**What you have to do:** State only how many lines below include the string "lvclass".

::::::::

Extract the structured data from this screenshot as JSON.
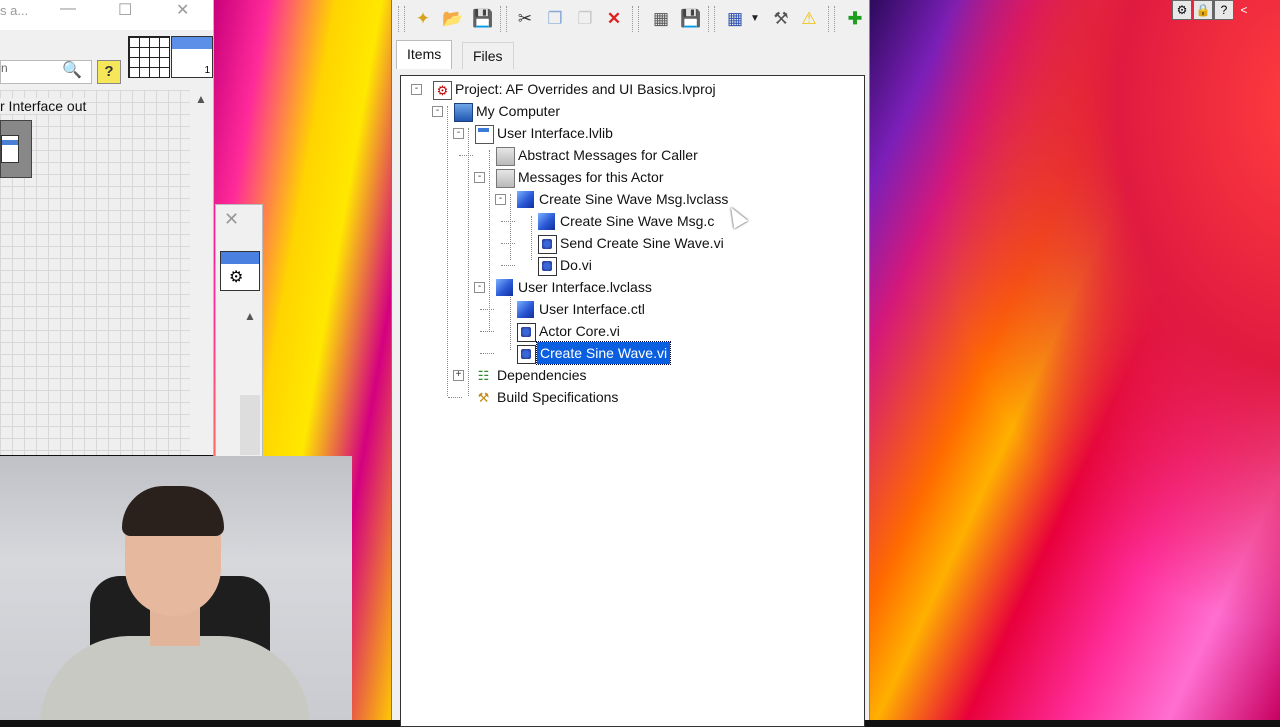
{
  "left_window": {
    "title_partial": "s a...",
    "search_partial": "n",
    "help_glyph": "?",
    "table_index": "1",
    "body_label": "r Interface out"
  },
  "project_window": {
    "tabs": [
      {
        "label": "Items",
        "active": true
      },
      {
        "label": "Files",
        "active": false
      }
    ],
    "toolbar": [
      "new-icon",
      "open-icon",
      "save-all-icon",
      "cut-icon",
      "copy-icon",
      "paste-icon",
      "delete-icon",
      "build-icon",
      "deploy-icon",
      "view-icon",
      "tools-icon",
      "warning-icon",
      "add-icon"
    ],
    "tree": [
      {
        "label": "Project: AF Overrides and UI Basics.lvproj",
        "icon": "project-icon",
        "expander": "-"
      },
      {
        "label": "My Computer",
        "icon": "computer-icon",
        "expander": "-"
      },
      {
        "label": "User Interface.lvlib",
        "icon": "library-icon",
        "expander": "-"
      },
      {
        "label": "Abstract Messages for Caller",
        "icon": "folder-icon",
        "expander": ""
      },
      {
        "label": "Messages for this Actor",
        "icon": "folder-icon",
        "expander": "-"
      },
      {
        "label": "Create Sine Wave Msg.lvclass",
        "icon": "class-icon",
        "expander": "-"
      },
      {
        "label": "Create Sine Wave Msg.c",
        "icon": "class-control-icon",
        "expander": ""
      },
      {
        "label": "Send Create Sine Wave.vi",
        "icon": "vi-icon",
        "expander": ""
      },
      {
        "label": "Do.vi",
        "icon": "vi-icon",
        "expander": ""
      },
      {
        "label": "User Interface.lvclass",
        "icon": "class-icon",
        "expander": "-"
      },
      {
        "label": "User Interface.ctl",
        "icon": "class-control-icon",
        "expander": ""
      },
      {
        "label": "Actor Core.vi",
        "icon": "vi-icon",
        "expander": ""
      },
      {
        "label": "Create Sine Wave.vi",
        "icon": "vi-icon",
        "expander": "",
        "selected": true
      },
      {
        "label": "Dependencies",
        "icon": "dependencies-icon",
        "expander": "+"
      },
      {
        "label": "Build Specifications",
        "icon": "build-spec-icon",
        "expander": ""
      }
    ]
  }
}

::::::::

**The solution:** 2